→ Short problem: Write out the records word for word, with no pictures.

*** Items

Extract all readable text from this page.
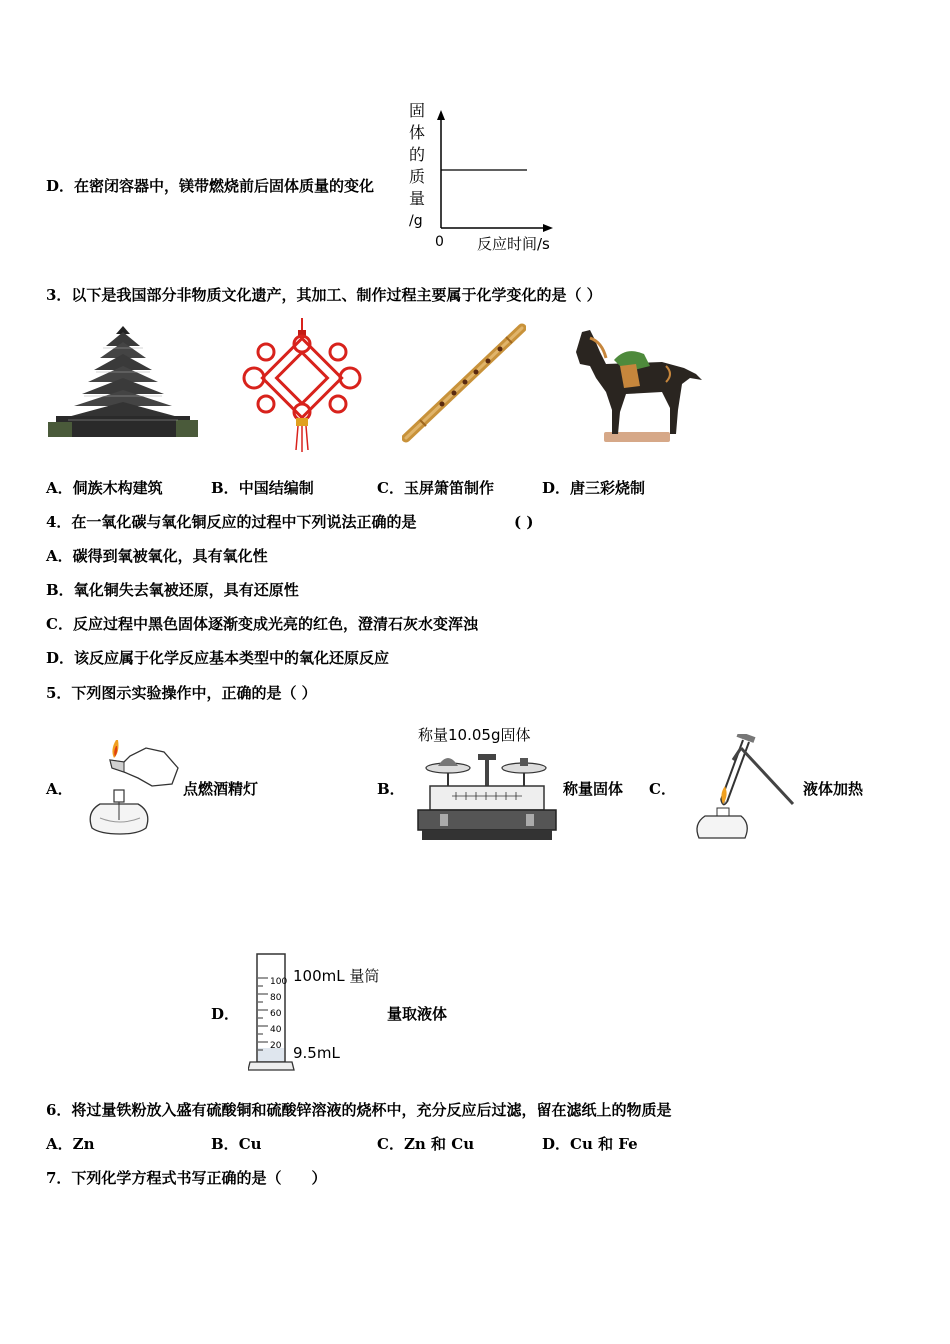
D．在密闭容器中，镁带燃烧前后固体质量的变化
固
体
的
质
量
/g
0 反应时间/s
3．以下是我国部分非物质文化遗产，其加工、制作过程主要属于化学变化的是（ ）
A．侗族木构建筑	B．中国结编制	C．玉屏箫笛制作	D．唐三彩烧制
4．在一氧化碳与氧化铜反应的过程中下列说法正确的是	( )
A．碳得到氧被氧化，具有氧化性
B．氧化铜失去氧被还原，具有还原性
C．反应过程中黑色固体逐渐变成光亮的红色，澄清石灰水变浑浊
D．该反应属于化学反应基本类型中的氧化还原反应
5．下列图示实验操作中，正确的是（ ）
A．	点燃酒精灯	B．
称量10.05g固体
称量固体 C．	液体加热
D．
100
80
60
40
20
100mL 量筒
9.5mL
量取液体
6．将过量铁粉放入盛有硫酸铜和硫酸锌溶液的烧杯中，充分反应后过滤，留在滤纸上的物质是
A．Zn	B．Cu	C．Zn 和 Cu	D．Cu 和 Fe
7．下列化学方程式书写正确的是（　　）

******

→ Output below:
Extract all readable text from this page.
D．在密闭容器中，镁带燃烧前后固体质量的变化
固
体
的
质
量
/g
0 反应时间/s
3．以下是我国部分非物质文化遗产，其加工、制作过程主要属于化学变化的是（ ）
A．侗族木构建筑	B．中国结编制	C．玉屏箫笛制作	D．唐三彩烧制
4．在一氧化碳与氧化铜反应的过程中下列说法正确的是	( )
A．碳得到氧被氧化，具有氧化性
B．氧化铜失去氧被还原，具有还原性
C．反应过程中黑色固体逐渐变成光亮的红色，澄清石灰水变浑浊
D．该反应属于化学反应基本类型中的氧化还原反应
5．下列图示实验操作中，正确的是（ ）
A．	点燃酒精灯	B．
称量10.05g固体
称量固体 C．	液体加热
D．
100
80
60
40
20
100mL 量筒
9.5mL
量取液体
6．将过量铁粉放入盛有硫酸铜和硫酸锌溶液的烧杯中，充分反应后过滤，留在滤纸上的物质是
A．Zn	B．Cu	C．Zn 和 Cu	D．Cu 和 Fe
7．下列化学方程式书写正确的是（　　）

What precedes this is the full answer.